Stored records
## Start
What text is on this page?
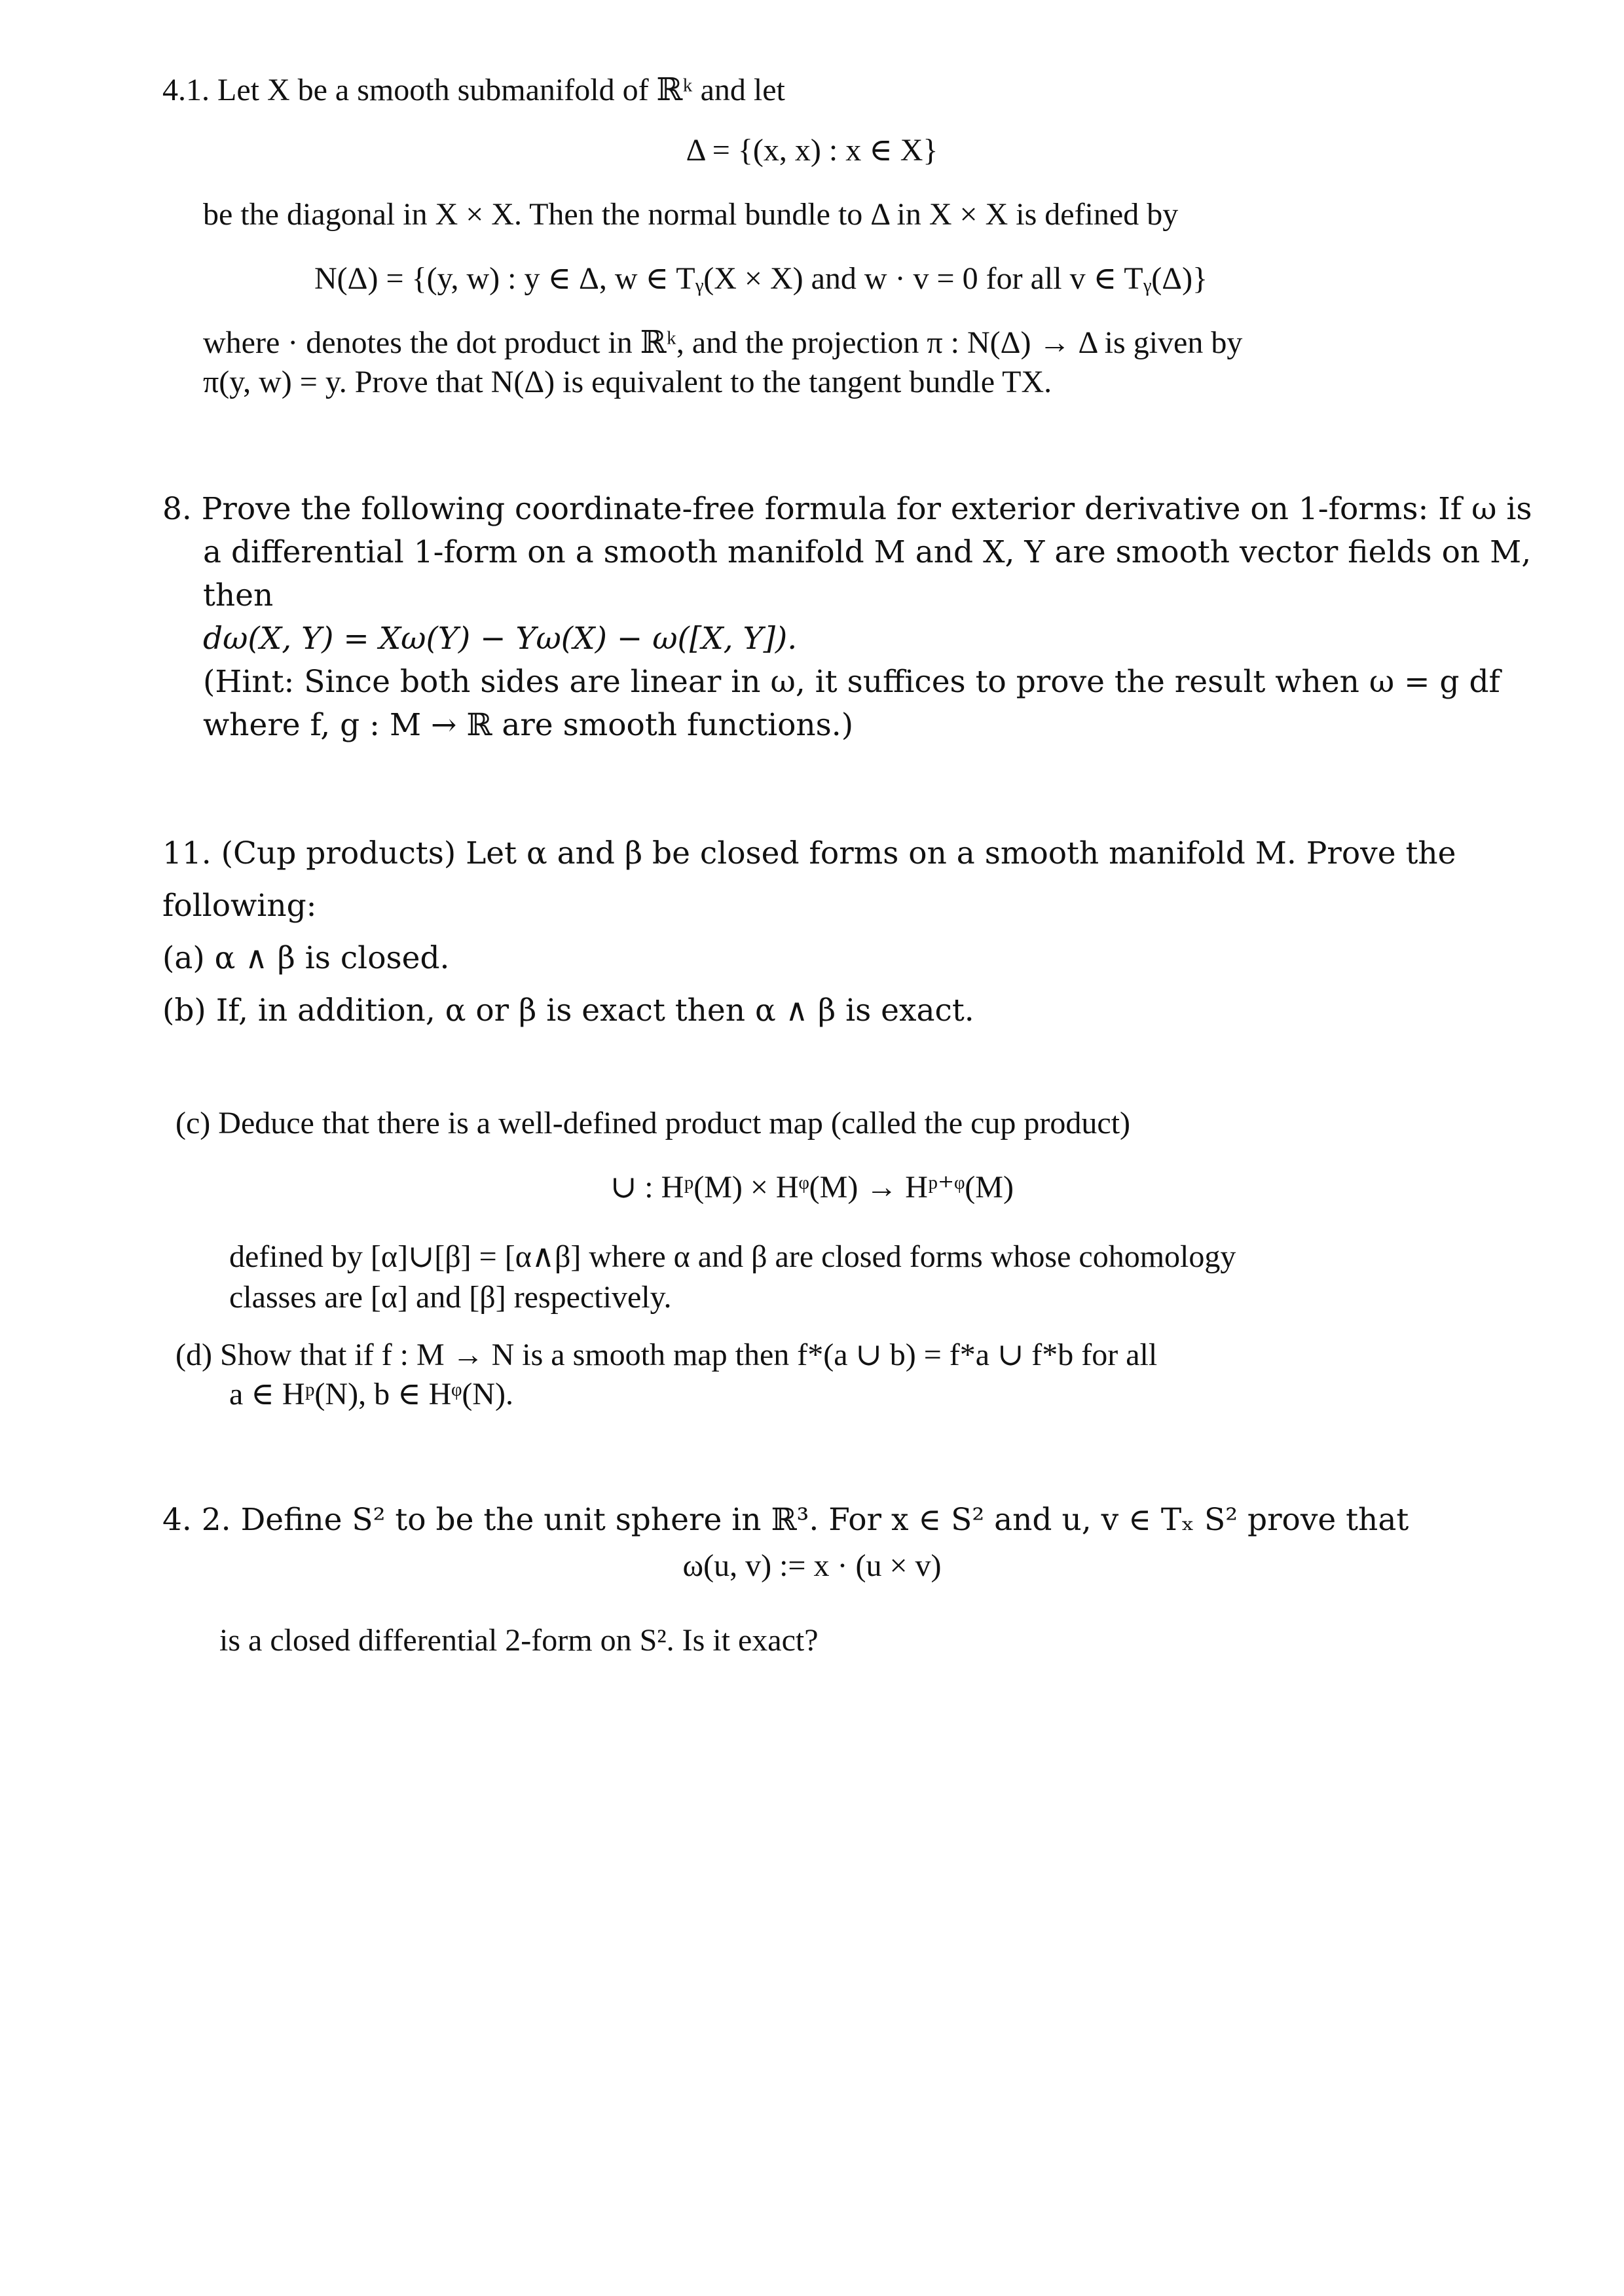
4.1. Let X be a smooth submanifold of ℝᵏ and let
Δ = {(x, x) : x ∈ X}
be the diagonal in X × X. Then the normal bundle to Δ in X × X is defined by
N(Δ) = {(y, w) : y ∈ Δ, w ∈ Tᵧ(X × X) and w · v = 0 for all v ∈ Tᵧ(Δ)}
where · denotes the dot product in ℝᵏ, and the projection π : N(Δ) → Δ is given by
π(y, w) = y. Prove that N(Δ) is equivalent to the tangent bundle TX.
8. Prove the following coordinate-free formula for exterior derivative on 1-forms: If ω is
a differential 1-form on a smooth manifold M and X, Y are smooth vector fields on M,
then
dω(X, Y) = Xω(Y) − Yω(X) − ω([X, Y]).
(Hint: Since both sides are linear in ω, it suffices to prove the result when ω = g df
where f, g : M → ℝ are smooth functions.)
11. (Cup products) Let α and β be closed forms on a smooth manifold M. Prove the
following:
(a) α ∧ β is closed.
(b) If, in addition, α or β is exact then α ∧ β is exact.
(c) Deduce that there is a well-defined product map (called the cup product)
∪ : Hᵖ(M) × Hᵠ(M) → Hᵖ⁺ᵠ(M)
defined by [α]∪[β] = [α∧β] where α and β are closed forms whose cohomology
classes are [α] and [β] respectively.
(d) Show that if f : M → N is a smooth map then f*(a ∪ b) = f*a ∪ f*b for all
a ∈ Hᵖ(N), b ∈ Hᵠ(N).
4. 2. Define S² to be the unit sphere in ℝ³. For x ∈ S² and u, v ∈ Tₓ S² prove that
ω(u, v) := x · (u × v)
is a closed differential 2-form on S². Is it exact?
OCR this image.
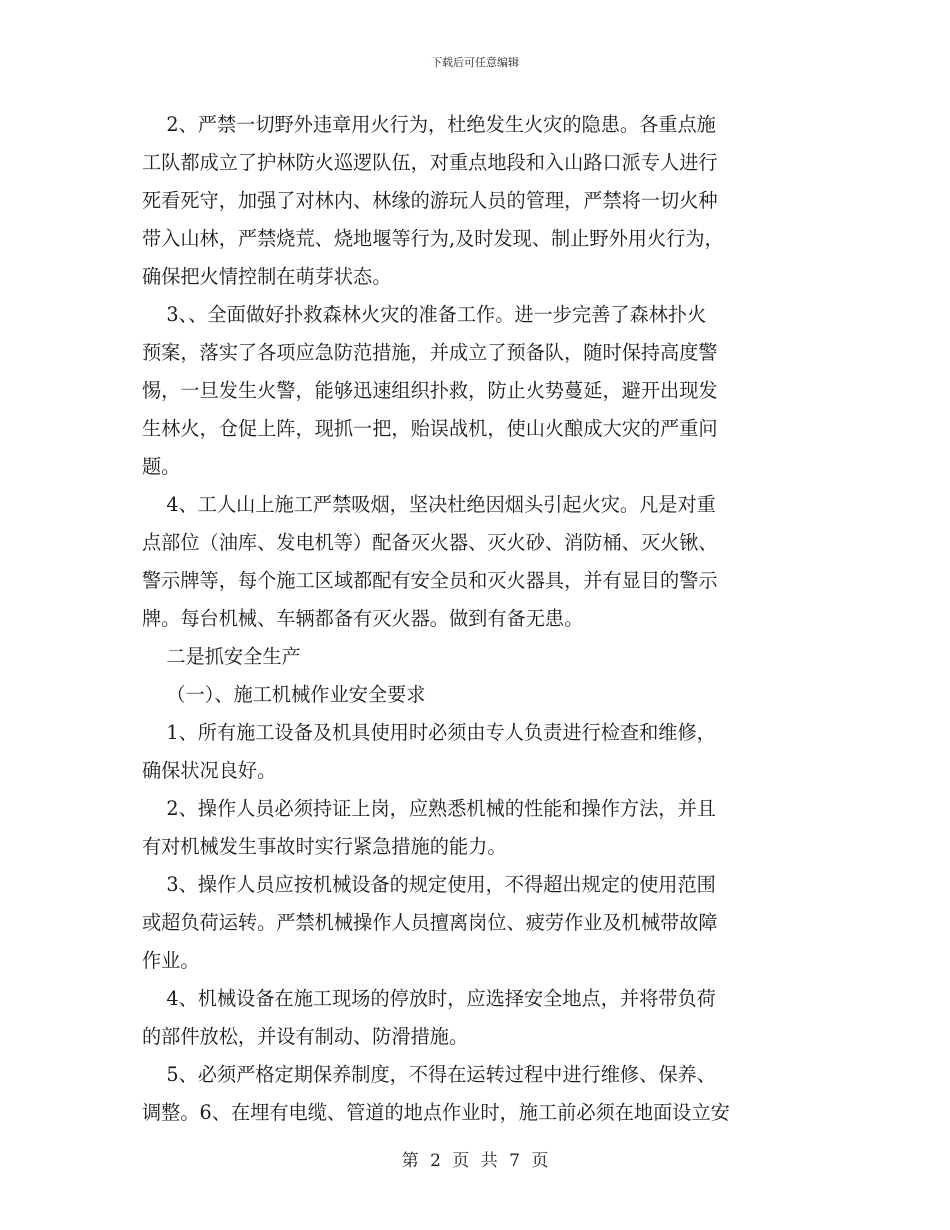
下载后可任意编辑
2、严禁一切野外违章用火行为，杜绝发生火灾的隐患。各重点施
工队都成立了护林防火巡逻队伍，对重点地段和入山路口派专人进行
死看死守，加强了对林内、林缘的游玩人员的管理，严禁将一切火种
带入山林，严禁烧荒、烧地堰等行为,及时发现、制止野外用火行为，
确保把火情控制在萌芽状态。
3、、全面做好扑救森林火灾的准备工作。进一步完善了森林扑火
预案，落实了各项应急防范措施，并成立了预备队，随时保持高度警
惕，一旦发生火警，能够迅速组织扑救，防止火势蔓延，避开出现发
生林火，仓促上阵，现抓一把，贻误战机，使山火酿成大灾的严重问
题。
4、工人山上施工严禁吸烟，坚决杜绝因烟头引起火灾。凡是对重
点部位（油库、发电机等）配备灭火器、灭火砂、消防桶、灭火锹、
警示牌等，每个施工区域都配有安全员和灭火器具，并有显目的警示
牌。每台机械、车辆都备有灭火器。做到有备无患。
二是抓安全生产
（一）、施工机械作业安全要求
1、所有施工设备及机具使用时必须由专人负责进行检查和维修，
确保状况良好。
2、操作人员必须持证上岗，应熟悉机械的性能和操作方法，并且
有对机械发生事故时实行紧急措施的能力。
3、操作人员应按机械设备的规定使用，不得超出规定的使用范围
或超负荷运转。严禁机械操作人员擅离岗位、疲劳作业及机械带故障
作业。
4、机械设备在施工现场的停放时，应选择安全地点，并将带负荷
的部件放松，并设有制动、防滑措施。
5、必须严格定期保养制度，不得在运转过程中进行维修、保养、
调整。6、在埋有电缆、管道的地点作业时，施工前必须在地面设立安
第 2 页 共 7 页
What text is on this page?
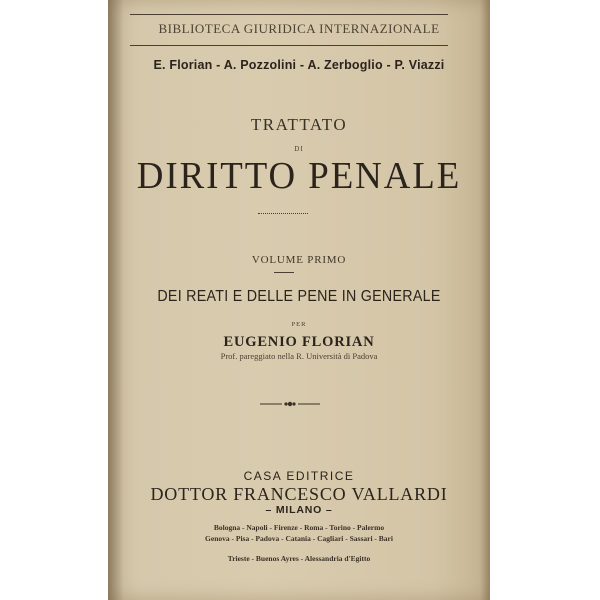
BIBLIOTECA GIURIDICA INTERNAZIONALE
E. Florian - A. Pozzolini - A. Zerboglio - P. Viazzi
TRATTATO
DI
DIRITTO PENALE
VOLUME PRIMO
DEI REATI E DELLE PENE IN GENERALE
PER
EUGENIO FLORIAN
Prof. pareggiato nella R. Università di Padova
CASA EDITRICE
DOTTOR FRANCESCO VALLARDI
– MILANO –
Bologna - Napoli - Firenze - Roma - Torino - Palermo
Genova - Pisa - Padova - Catania - Cagliari - Sassari - Bari
Trieste - Buenos Ayres - Alessandria d'Egitto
## End
Directions for this task:
Starting with the line that contains "OCR this image.", reproduce every line down to the end of the listing above, both endpoints included. Pictures stay out.

Result of this task:
OCR this image.
下载后可任意编辑
2、严禁一切野外违章用火行为，杜绝发生火灾的隐患。各重点施
工队都成立了护林防火巡逻队伍，对重点地段和入山路口派专人进行
死看死守，加强了对林内、林缘的游玩人员的管理，严禁将一切火种
带入山林，严禁烧荒、烧地堰等行为,及时发现、制止野外用火行为，
确保把火情控制在萌芽状态。
3、、全面做好扑救森林火灾的准备工作。进一步完善了森林扑火
预案，落实了各项应急防范措施，并成立了预备队，随时保持高度警
惕，一旦发生火警，能够迅速组织扑救，防止火势蔓延，避开出现发
生林火，仓促上阵，现抓一把，贻误战机，使山火酿成大灾的严重问
题。
4、工人山上施工严禁吸烟，坚决杜绝因烟头引起火灾。凡是对重
点部位（油库、发电机等）配备灭火器、灭火砂、消防桶、灭火锹、
警示牌等，每个施工区域都配有安全员和灭火器具，并有显目的警示
牌。每台机械、车辆都备有灭火器。做到有备无患。
二是抓安全生产
（一）、施工机械作业安全要求
1、所有施工设备及机具使用时必须由专人负责进行检查和维修，
确保状况良好。
2、操作人员必须持证上岗，应熟悉机械的性能和操作方法，并且
有对机械发生事故时实行紧急措施的能力。
3、操作人员应按机械设备的规定使用，不得超出规定的使用范围
或超负荷运转。严禁机械操作人员擅离岗位、疲劳作业及机械带故障
作业。
4、机械设备在施工现场的停放时，应选择安全地点，并将带负荷
的部件放松，并设有制动、防滑措施。
5、必须严格定期保养制度，不得在运转过程中进行维修、保养、
调整。6、在埋有电缆、管道的地点作业时，施工前必须在地面设立安
第 2 页 共 7 页
What text is on this page?
BIBLIOTECA GIURIDICA INTERNAZIONALE
E. Florian - A. Pozzolini - A. Zerboglio - P. Viazzi
TRATTATO
DI
DIRITTO PENALE
VOLUME PRIMO
DEI REATI E DELLE PENE IN GENERALE
PER
EUGENIO FLORIAN
Prof. pareggiato nella R. Università di Padova
CASA EDITRICE
DOTTOR FRANCESCO VALLARDI
– MILANO –
Bologna - Napoli - Firenze - Roma - Torino - Palermo
Genova - Pisa - Padova - Catania - Cagliari - Sassari - Bari
Trieste - Buenos Ayres - Alessandria d'Egitto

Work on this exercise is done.